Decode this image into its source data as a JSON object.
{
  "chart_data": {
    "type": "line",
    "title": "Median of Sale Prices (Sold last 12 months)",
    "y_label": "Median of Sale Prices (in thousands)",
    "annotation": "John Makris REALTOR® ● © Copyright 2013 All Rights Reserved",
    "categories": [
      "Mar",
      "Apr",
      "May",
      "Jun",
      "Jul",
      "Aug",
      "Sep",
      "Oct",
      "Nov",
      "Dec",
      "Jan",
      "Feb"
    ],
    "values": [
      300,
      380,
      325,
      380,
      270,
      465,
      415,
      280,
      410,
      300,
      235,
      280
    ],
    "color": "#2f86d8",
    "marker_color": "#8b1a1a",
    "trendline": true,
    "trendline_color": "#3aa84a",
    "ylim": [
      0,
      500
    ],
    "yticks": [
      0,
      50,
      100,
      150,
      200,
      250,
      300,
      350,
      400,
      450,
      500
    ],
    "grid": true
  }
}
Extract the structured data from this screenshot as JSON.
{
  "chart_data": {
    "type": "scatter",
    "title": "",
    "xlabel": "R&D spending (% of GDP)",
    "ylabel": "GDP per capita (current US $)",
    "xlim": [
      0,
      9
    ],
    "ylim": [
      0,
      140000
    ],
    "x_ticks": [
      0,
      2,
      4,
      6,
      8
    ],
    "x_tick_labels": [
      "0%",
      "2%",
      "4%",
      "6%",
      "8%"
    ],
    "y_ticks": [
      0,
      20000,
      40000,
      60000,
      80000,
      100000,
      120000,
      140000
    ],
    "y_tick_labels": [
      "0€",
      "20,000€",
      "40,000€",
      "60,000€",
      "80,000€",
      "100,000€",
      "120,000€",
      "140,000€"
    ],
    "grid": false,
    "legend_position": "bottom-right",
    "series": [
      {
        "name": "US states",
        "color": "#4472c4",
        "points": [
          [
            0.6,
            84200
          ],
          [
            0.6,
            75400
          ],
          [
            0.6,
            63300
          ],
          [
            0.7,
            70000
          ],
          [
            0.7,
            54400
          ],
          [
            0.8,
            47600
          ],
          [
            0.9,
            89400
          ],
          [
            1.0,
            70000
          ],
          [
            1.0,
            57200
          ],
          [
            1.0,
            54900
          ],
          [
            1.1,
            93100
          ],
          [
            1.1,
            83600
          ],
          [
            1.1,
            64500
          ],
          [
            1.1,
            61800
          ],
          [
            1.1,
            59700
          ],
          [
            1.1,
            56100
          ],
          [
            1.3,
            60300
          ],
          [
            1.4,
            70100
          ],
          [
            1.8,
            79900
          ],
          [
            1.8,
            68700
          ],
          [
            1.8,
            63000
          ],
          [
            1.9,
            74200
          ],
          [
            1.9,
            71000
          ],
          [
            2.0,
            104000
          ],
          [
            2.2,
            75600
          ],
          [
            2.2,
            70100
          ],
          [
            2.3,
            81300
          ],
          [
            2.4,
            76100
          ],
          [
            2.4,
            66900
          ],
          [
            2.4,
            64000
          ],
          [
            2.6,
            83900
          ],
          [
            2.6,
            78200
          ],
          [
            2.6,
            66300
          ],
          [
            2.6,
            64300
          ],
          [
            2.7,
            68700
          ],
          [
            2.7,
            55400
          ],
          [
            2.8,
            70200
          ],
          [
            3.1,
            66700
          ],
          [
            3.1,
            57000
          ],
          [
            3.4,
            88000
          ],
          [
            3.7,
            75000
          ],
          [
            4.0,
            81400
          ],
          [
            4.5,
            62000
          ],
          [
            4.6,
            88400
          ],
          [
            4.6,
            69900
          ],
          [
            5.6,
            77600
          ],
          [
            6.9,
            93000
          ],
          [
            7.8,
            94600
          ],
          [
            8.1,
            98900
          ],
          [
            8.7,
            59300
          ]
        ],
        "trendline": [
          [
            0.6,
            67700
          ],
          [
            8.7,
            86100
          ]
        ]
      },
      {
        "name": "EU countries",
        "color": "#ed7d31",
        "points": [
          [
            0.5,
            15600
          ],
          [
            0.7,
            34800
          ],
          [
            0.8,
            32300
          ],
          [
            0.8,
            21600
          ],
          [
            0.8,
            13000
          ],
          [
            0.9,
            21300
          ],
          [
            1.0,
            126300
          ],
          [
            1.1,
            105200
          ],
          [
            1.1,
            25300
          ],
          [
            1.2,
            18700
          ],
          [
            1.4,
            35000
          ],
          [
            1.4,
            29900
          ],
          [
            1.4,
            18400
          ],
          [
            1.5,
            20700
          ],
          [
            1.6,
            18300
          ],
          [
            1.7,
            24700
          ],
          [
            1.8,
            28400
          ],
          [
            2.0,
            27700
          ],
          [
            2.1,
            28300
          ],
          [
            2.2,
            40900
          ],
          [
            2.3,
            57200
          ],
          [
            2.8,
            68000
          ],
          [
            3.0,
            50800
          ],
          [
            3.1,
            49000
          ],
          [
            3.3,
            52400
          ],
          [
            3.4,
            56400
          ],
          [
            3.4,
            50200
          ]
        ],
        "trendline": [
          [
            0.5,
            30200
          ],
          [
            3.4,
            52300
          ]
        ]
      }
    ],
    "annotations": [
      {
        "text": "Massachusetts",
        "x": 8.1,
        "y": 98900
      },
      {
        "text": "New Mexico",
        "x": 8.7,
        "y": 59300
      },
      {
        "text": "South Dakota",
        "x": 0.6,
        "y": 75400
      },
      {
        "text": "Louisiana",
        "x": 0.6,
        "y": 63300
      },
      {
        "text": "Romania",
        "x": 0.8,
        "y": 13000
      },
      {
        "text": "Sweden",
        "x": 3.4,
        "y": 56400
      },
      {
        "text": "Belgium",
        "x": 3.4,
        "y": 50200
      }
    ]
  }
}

────────────────

◆ TASK GOAL
Write out every entry word for word.

◆ ANSWER TO THIS PROBLEM
Decode this image into its source data as a JSON object.
{
  "chart_data": {
    "type": "line",
    "title": "Median of Sale Prices (Sold last 12 months)",
    "y_label": "Median of Sale Prices (in thousands)",
    "annotation": "John Makris REALTOR® ● © Copyright 2013 All Rights Reserved",
    "categories": [
      "Mar",
      "Apr",
      "May",
      "Jun",
      "Jul",
      "Aug",
      "Sep",
      "Oct",
      "Nov",
      "Dec",
      "Jan",
      "Feb"
    ],
    "values": [
      300,
      380,
      325,
      380,
      270,
      465,
      415,
      280,
      410,
      300,
      235,
      280
    ],
    "color": "#2f86d8",
    "marker_color": "#8b1a1a",
    "trendline": true,
    "trendline_color": "#3aa84a",
    "ylim": [
      0,
      500
    ],
    "yticks": [
      0,
      50,
      100,
      150,
      200,
      250,
      300,
      350,
      400,
      450,
      500
    ],
    "grid": true
  }
}
Extract the structured data from this screenshot as JSON.
{
  "chart_data": {
    "type": "scatter",
    "title": "",
    "xlabel": "R&D spending (% of GDP)",
    "ylabel": "GDP per capita (current US $)",
    "xlim": [
      0,
      9
    ],
    "ylim": [
      0,
      140000
    ],
    "x_ticks": [
      0,
      2,
      4,
      6,
      8
    ],
    "x_tick_labels": [
      "0%",
      "2%",
      "4%",
      "6%",
      "8%"
    ],
    "y_ticks": [
      0,
      20000,
      40000,
      60000,
      80000,
      100000,
      120000,
      140000
    ],
    "y_tick_labels": [
      "0€",
      "20,000€",
      "40,000€",
      "60,000€",
      "80,000€",
      "100,000€",
      "120,000€",
      "140,000€"
    ],
    "grid": false,
    "legend_position": "bottom-right",
    "series": [
      {
        "name": "US states",
        "color": "#4472c4",
        "points": [
          [
            0.6,
            84200
          ],
          [
            0.6,
            75400
          ],
          [
            0.6,
            63300
          ],
          [
            0.7,
            70000
          ],
          [
            0.7,
            54400
          ],
          [
            0.8,
            47600
          ],
          [
            0.9,
            89400
          ],
          [
            1.0,
            70000
          ],
          [
            1.0,
            57200
          ],
          [
            1.0,
            54900
          ],
          [
            1.1,
            93100
          ],
          [
            1.1,
            83600
          ],
          [
            1.1,
            64500
          ],
          [
            1.1,
            61800
          ],
          [
            1.1,
            59700
          ],
          [
            1.1,
            56100
          ],
          [
            1.3,
            60300
          ],
          [
            1.4,
            70100
          ],
          [
            1.8,
            79900
          ],
          [
            1.8,
            68700
          ],
          [
            1.8,
            63000
          ],
          [
            1.9,
            74200
          ],
          [
            1.9,
            71000
          ],
          [
            2.0,
            104000
          ],
          [
            2.2,
            75600
          ],
          [
            2.2,
            70100
          ],
          [
            2.3,
            81300
          ],
          [
            2.4,
            76100
          ],
          [
            2.4,
            66900
          ],
          [
            2.4,
            64000
          ],
          [
            2.6,
            83900
          ],
          [
            2.6,
            78200
          ],
          [
            2.6,
            66300
          ],
          [
            2.6,
            64300
          ],
          [
            2.7,
            68700
          ],
          [
            2.7,
            55400
          ],
          [
            2.8,
            70200
          ],
          [
            3.1,
            66700
          ],
          [
            3.1,
            57000
          ],
          [
            3.4,
            88000
          ],
          [
            3.7,
            75000
          ],
          [
            4.0,
            81400
          ],
          [
            4.5,
            62000
          ],
          [
            4.6,
            88400
          ],
          [
            4.6,
            69900
          ],
          [
            5.6,
            77600
          ],
          [
            6.9,
            93000
          ],
          [
            7.8,
            94600
          ],
          [
            8.1,
            98900
          ],
          [
            8.7,
            59300
          ]
        ],
        "trendline": [
          [
            0.6,
            67700
          ],
          [
            8.7,
            86100
          ]
        ]
      },
      {
        "name": "EU countries",
        "color": "#ed7d31",
        "points": [
          [
            0.5,
            15600
          ],
          [
            0.7,
            34800
          ],
          [
            0.8,
            32300
          ],
          [
            0.8,
            21600
          ],
          [
            0.8,
            13000
          ],
          [
            0.9,
            21300
          ],
          [
            1.0,
            126300
          ],
          [
            1.1,
            105200
          ],
          [
            1.1,
            25300
          ],
          [
            1.2,
            18700
          ],
          [
            1.4,
            35000
          ],
          [
            1.4,
            29900
          ],
          [
            1.4,
            18400
          ],
          [
            1.5,
            20700
          ],
          [
            1.6,
            18300
          ],
          [
            1.7,
            24700
          ],
          [
            1.8,
            28400
          ],
          [
            2.0,
            27700
          ],
          [
            2.1,
            28300
          ],
          [
            2.2,
            40900
          ],
          [
            2.3,
            57200
          ],
          [
            2.8,
            68000
          ],
          [
            3.0,
            50800
          ],
          [
            3.1,
            49000
          ],
          [
            3.3,
            52400
          ],
          [
            3.4,
            56400
          ],
          [
            3.4,
            50200
          ]
        ],
        "trendline": [
          [
            0.5,
            30200
          ],
          [
            3.4,
            52300
          ]
        ]
      }
    ],
    "annotations": [
      {
        "text": "Massachusetts",
        "x": 8.1,
        "y": 98900
      },
      {
        "text": "New Mexico",
        "x": 8.7,
        "y": 59300
      },
      {
        "text": "South Dakota",
        "x": 0.6,
        "y": 75400
      },
      {
        "text": "Louisiana",
        "x": 0.6,
        "y": 63300
      },
      {
        "text": "Romania",
        "x": 0.8,
        "y": 13000
      },
      {
        "text": "Sweden",
        "x": 3.4,
        "y": 56400
      },
      {
        "text": "Belgium",
        "x": 3.4,
        "y": 50200
      }
    ]
  }
}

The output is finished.